# Input start

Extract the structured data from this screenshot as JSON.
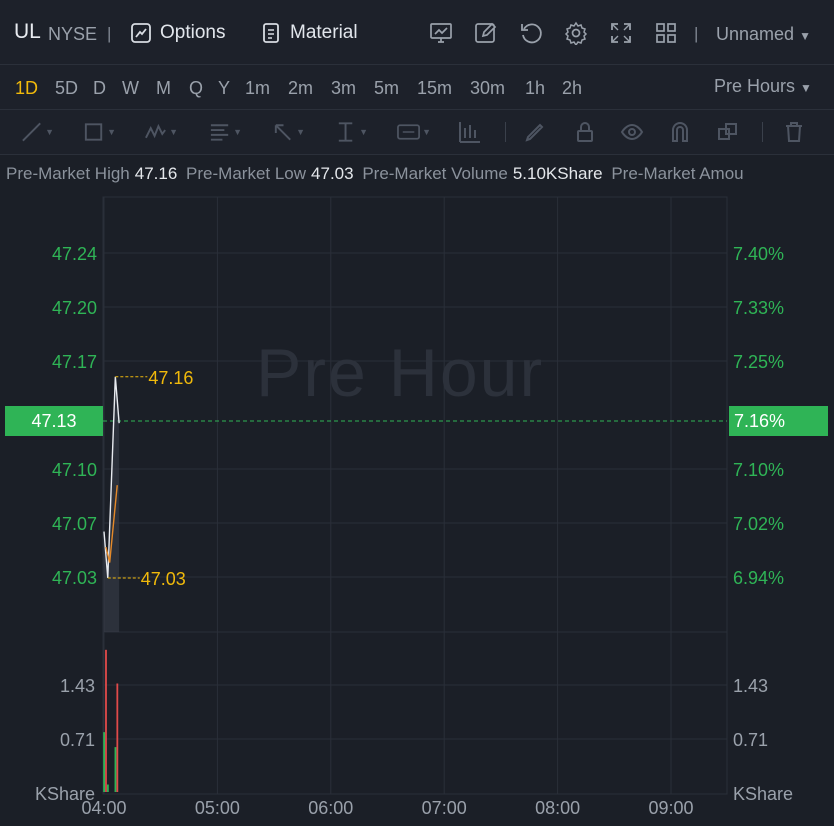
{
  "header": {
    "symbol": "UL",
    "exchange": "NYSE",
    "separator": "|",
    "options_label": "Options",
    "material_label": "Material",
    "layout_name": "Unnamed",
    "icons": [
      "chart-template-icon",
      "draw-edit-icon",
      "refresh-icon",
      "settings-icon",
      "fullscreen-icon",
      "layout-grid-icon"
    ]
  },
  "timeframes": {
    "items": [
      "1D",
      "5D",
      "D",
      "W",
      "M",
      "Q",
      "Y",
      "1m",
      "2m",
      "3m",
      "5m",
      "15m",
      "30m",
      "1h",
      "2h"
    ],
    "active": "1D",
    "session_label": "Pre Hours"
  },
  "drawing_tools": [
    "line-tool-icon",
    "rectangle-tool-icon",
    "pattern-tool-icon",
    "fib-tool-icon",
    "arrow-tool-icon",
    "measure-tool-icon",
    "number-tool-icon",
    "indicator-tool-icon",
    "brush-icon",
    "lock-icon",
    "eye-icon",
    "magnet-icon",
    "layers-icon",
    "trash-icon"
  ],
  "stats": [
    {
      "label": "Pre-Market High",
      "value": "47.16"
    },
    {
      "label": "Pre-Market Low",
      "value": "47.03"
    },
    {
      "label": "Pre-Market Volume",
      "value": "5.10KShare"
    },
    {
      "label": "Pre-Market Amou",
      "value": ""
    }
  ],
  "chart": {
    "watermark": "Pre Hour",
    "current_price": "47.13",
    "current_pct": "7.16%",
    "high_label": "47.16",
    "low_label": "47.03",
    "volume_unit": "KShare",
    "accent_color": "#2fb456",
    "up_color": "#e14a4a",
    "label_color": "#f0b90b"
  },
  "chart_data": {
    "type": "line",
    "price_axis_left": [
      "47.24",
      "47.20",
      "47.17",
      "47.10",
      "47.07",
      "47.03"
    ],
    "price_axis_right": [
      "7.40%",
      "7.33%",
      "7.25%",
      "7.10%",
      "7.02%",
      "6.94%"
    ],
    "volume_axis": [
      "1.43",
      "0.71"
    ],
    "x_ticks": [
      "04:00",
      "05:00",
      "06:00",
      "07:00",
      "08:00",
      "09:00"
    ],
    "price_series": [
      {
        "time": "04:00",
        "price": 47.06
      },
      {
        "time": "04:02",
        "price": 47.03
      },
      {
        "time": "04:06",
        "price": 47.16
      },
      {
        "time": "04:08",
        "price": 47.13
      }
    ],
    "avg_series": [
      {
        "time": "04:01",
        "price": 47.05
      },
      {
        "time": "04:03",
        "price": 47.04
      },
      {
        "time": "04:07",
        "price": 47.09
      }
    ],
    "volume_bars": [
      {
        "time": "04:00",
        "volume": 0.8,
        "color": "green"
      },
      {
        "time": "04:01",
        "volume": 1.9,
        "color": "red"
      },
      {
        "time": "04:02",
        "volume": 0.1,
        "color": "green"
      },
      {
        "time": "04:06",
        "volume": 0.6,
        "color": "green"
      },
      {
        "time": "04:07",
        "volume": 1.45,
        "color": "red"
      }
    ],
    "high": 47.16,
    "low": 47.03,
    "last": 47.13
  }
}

# Input end

[Stated exercise] Print the full listing exactly, dropping the pictures.

[Task output]
Extract the structured data from this screenshot as JSON.
{
  "header": {
    "symbol": "UL",
    "exchange": "NYSE",
    "separator": "|",
    "options_label": "Options",
    "material_label": "Material",
    "layout_name": "Unnamed",
    "icons": [
      "chart-template-icon",
      "draw-edit-icon",
      "refresh-icon",
      "settings-icon",
      "fullscreen-icon",
      "layout-grid-icon"
    ]
  },
  "timeframes": {
    "items": [
      "1D",
      "5D",
      "D",
      "W",
      "M",
      "Q",
      "Y",
      "1m",
      "2m",
      "3m",
      "5m",
      "15m",
      "30m",
      "1h",
      "2h"
    ],
    "active": "1D",
    "session_label": "Pre Hours"
  },
  "drawing_tools": [
    "line-tool-icon",
    "rectangle-tool-icon",
    "pattern-tool-icon",
    "fib-tool-icon",
    "arrow-tool-icon",
    "measure-tool-icon",
    "number-tool-icon",
    "indicator-tool-icon",
    "brush-icon",
    "lock-icon",
    "eye-icon",
    "magnet-icon",
    "layers-icon",
    "trash-icon"
  ],
  "stats": [
    {
      "label": "Pre-Market High",
      "value": "47.16"
    },
    {
      "label": "Pre-Market Low",
      "value": "47.03"
    },
    {
      "label": "Pre-Market Volume",
      "value": "5.10KShare"
    },
    {
      "label": "Pre-Market Amou",
      "value": ""
    }
  ],
  "chart": {
    "watermark": "Pre Hour",
    "current_price": "47.13",
    "current_pct": "7.16%",
    "high_label": "47.16",
    "low_label": "47.03",
    "volume_unit": "KShare",
    "accent_color": "#2fb456",
    "up_color": "#e14a4a",
    "label_color": "#f0b90b"
  },
  "chart_data": {
    "type": "line",
    "price_axis_left": [
      "47.24",
      "47.20",
      "47.17",
      "47.10",
      "47.07",
      "47.03"
    ],
    "price_axis_right": [
      "7.40%",
      "7.33%",
      "7.25%",
      "7.10%",
      "7.02%",
      "6.94%"
    ],
    "volume_axis": [
      "1.43",
      "0.71"
    ],
    "x_ticks": [
      "04:00",
      "05:00",
      "06:00",
      "07:00",
      "08:00",
      "09:00"
    ],
    "price_series": [
      {
        "time": "04:00",
        "price": 47.06
      },
      {
        "time": "04:02",
        "price": 47.03
      },
      {
        "time": "04:06",
        "price": 47.16
      },
      {
        "time": "04:08",
        "price": 47.13
      }
    ],
    "avg_series": [
      {
        "time": "04:01",
        "price": 47.05
      },
      {
        "time": "04:03",
        "price": 47.04
      },
      {
        "time": "04:07",
        "price": 47.09
      }
    ],
    "volume_bars": [
      {
        "time": "04:00",
        "volume": 0.8,
        "color": "green"
      },
      {
        "time": "04:01",
        "volume": 1.9,
        "color": "red"
      },
      {
        "time": "04:02",
        "volume": 0.1,
        "color": "green"
      },
      {
        "time": "04:06",
        "volume": 0.6,
        "color": "green"
      },
      {
        "time": "04:07",
        "volume": 1.45,
        "color": "red"
      }
    ],
    "high": 47.16,
    "low": 47.03,
    "last": 47.13
  }
}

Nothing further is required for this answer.